Records about charts and figures:
>>
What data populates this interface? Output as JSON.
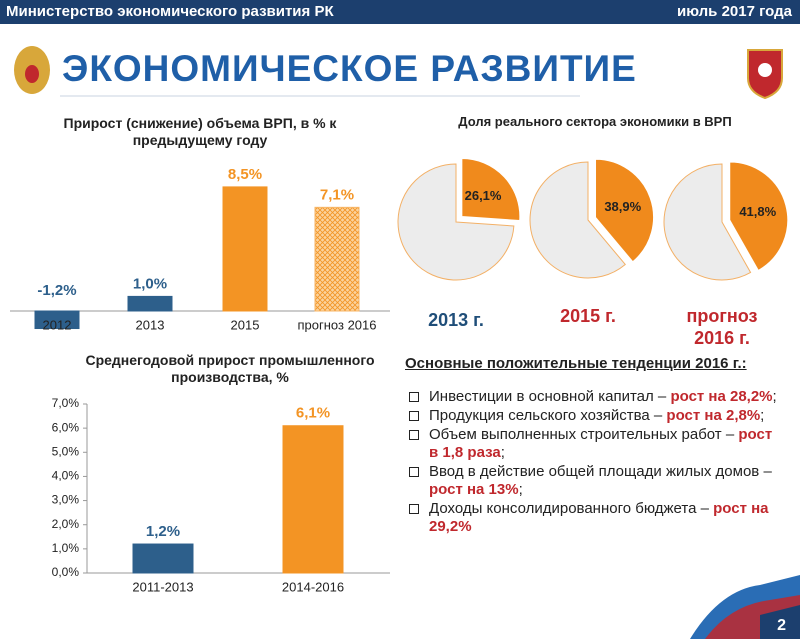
{
  "header": {
    "left": "Министерство экономического развития РК",
    "right": "июль 2017 года",
    "title": "ЭКОНОМИЧЕСКОЕ РАЗВИТИЕ"
  },
  "chart_data": [
    {
      "type": "bar",
      "title": "Прирост (снижение) объема ВРП, в % к предыдущему году",
      "categories": [
        "2012",
        "2013",
        "2015",
        "прогноз 2016"
      ],
      "values": [
        -1.2,
        1.0,
        8.5,
        7.1
      ],
      "value_labels": [
        "-1,2%",
        "1,0%",
        "8,5%",
        "7,1%"
      ],
      "colors": [
        "#2d5f8b",
        "#2d5f8b",
        "#f39424",
        "#f7b565"
      ],
      "hatch": [
        false,
        false,
        false,
        true
      ]
    },
    {
      "type": "pie",
      "title": "Доля реального сектора экономики в ВРП",
      "categories": [
        "2013 г.",
        "2015 г.",
        "прогноз 2016 г."
      ],
      "values": [
        26.1,
        38.9,
        41.8
      ],
      "value_labels": [
        "26,1%",
        "38,9%",
        "41,8%"
      ],
      "color": "#f08a1c",
      "label_colors": [
        "#1f4e79",
        "#c0282d",
        "#c0282d"
      ]
    },
    {
      "type": "bar",
      "title": "Среднегодовой прирост промышленного производства, %",
      "categories": [
        "2011-2013",
        "2014-2016"
      ],
      "values": [
        1.2,
        6.1
      ],
      "value_labels": [
        "1,2%",
        "6,1%"
      ],
      "colors": [
        "#2d5f8b",
        "#f39424"
      ],
      "ylim": [
        0,
        7
      ],
      "yticks": [
        {
          "value": 0,
          "label": "0,0%"
        },
        {
          "value": 1,
          "label": "1,0%"
        },
        {
          "value": 2,
          "label": "2,0%"
        },
        {
          "value": 3,
          "label": "3,0%"
        },
        {
          "value": 4,
          "label": "4,0%"
        },
        {
          "value": 5,
          "label": "5,0%"
        },
        {
          "value": 6,
          "label": "6,0%"
        },
        {
          "value": 7,
          "label": "7,0%"
        }
      ]
    }
  ],
  "trends": {
    "title": "Основные положительные тенденции 2016 г.:",
    "items": [
      [
        "Инвестиции в основной капитал – ",
        "рост на 28,2%",
        ";"
      ],
      [
        "Продукция сельского хозяйства – ",
        "рост на 2,8%",
        ";"
      ],
      [
        "Объем выполненных строительных работ – ",
        "рост в 1,8 раза",
        ";"
      ],
      [
        "Ввод в действие общей площади жилых домов – ",
        "рост на 13%",
        ";"
      ],
      [
        "Доходы консолидированного бюджета – ",
        "рост на 29,2%"
      ]
    ]
  },
  "page_number": "2"
}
<<
Objective: Copy out the records above in full, exactly as written, but not the pictures.

Reply:
What data populates this interface? Output as JSON.
{
  "header": {
    "left": "Министерство экономического развития РК",
    "right": "июль 2017 года",
    "title": "ЭКОНОМИЧЕСКОЕ РАЗВИТИЕ"
  },
  "chart_data": [
    {
      "type": "bar",
      "title": "Прирост (снижение) объема ВРП, в % к предыдущему году",
      "categories": [
        "2012",
        "2013",
        "2015",
        "прогноз 2016"
      ],
      "values": [
        -1.2,
        1.0,
        8.5,
        7.1
      ],
      "value_labels": [
        "-1,2%",
        "1,0%",
        "8,5%",
        "7,1%"
      ],
      "colors": [
        "#2d5f8b",
        "#2d5f8b",
        "#f39424",
        "#f7b565"
      ],
      "hatch": [
        false,
        false,
        false,
        true
      ]
    },
    {
      "type": "pie",
      "title": "Доля реального сектора экономики в ВРП",
      "categories": [
        "2013 г.",
        "2015 г.",
        "прогноз 2016 г."
      ],
      "values": [
        26.1,
        38.9,
        41.8
      ],
      "value_labels": [
        "26,1%",
        "38,9%",
        "41,8%"
      ],
      "color": "#f08a1c",
      "label_colors": [
        "#1f4e79",
        "#c0282d",
        "#c0282d"
      ]
    },
    {
      "type": "bar",
      "title": "Среднегодовой прирост промышленного производства, %",
      "categories": [
        "2011-2013",
        "2014-2016"
      ],
      "values": [
        1.2,
        6.1
      ],
      "value_labels": [
        "1,2%",
        "6,1%"
      ],
      "colors": [
        "#2d5f8b",
        "#f39424"
      ],
      "ylim": [
        0,
        7
      ],
      "yticks": [
        {
          "value": 0,
          "label": "0,0%"
        },
        {
          "value": 1,
          "label": "1,0%"
        },
        {
          "value": 2,
          "label": "2,0%"
        },
        {
          "value": 3,
          "label": "3,0%"
        },
        {
          "value": 4,
          "label": "4,0%"
        },
        {
          "value": 5,
          "label": "5,0%"
        },
        {
          "value": 6,
          "label": "6,0%"
        },
        {
          "value": 7,
          "label": "7,0%"
        }
      ]
    }
  ],
  "trends": {
    "title": "Основные положительные тенденции 2016 г.:",
    "items": [
      [
        "Инвестиции в основной капитал – ",
        "рост на 28,2%",
        ";"
      ],
      [
        "Продукция сельского хозяйства – ",
        "рост на 2,8%",
        ";"
      ],
      [
        "Объем выполненных строительных работ – ",
        "рост в 1,8 раза",
        ";"
      ],
      [
        "Ввод в действие общей площади жилых домов – ",
        "рост на 13%",
        ";"
      ],
      [
        "Доходы консолидированного бюджета – ",
        "рост на 29,2%"
      ]
    ]
  },
  "page_number": "2"
}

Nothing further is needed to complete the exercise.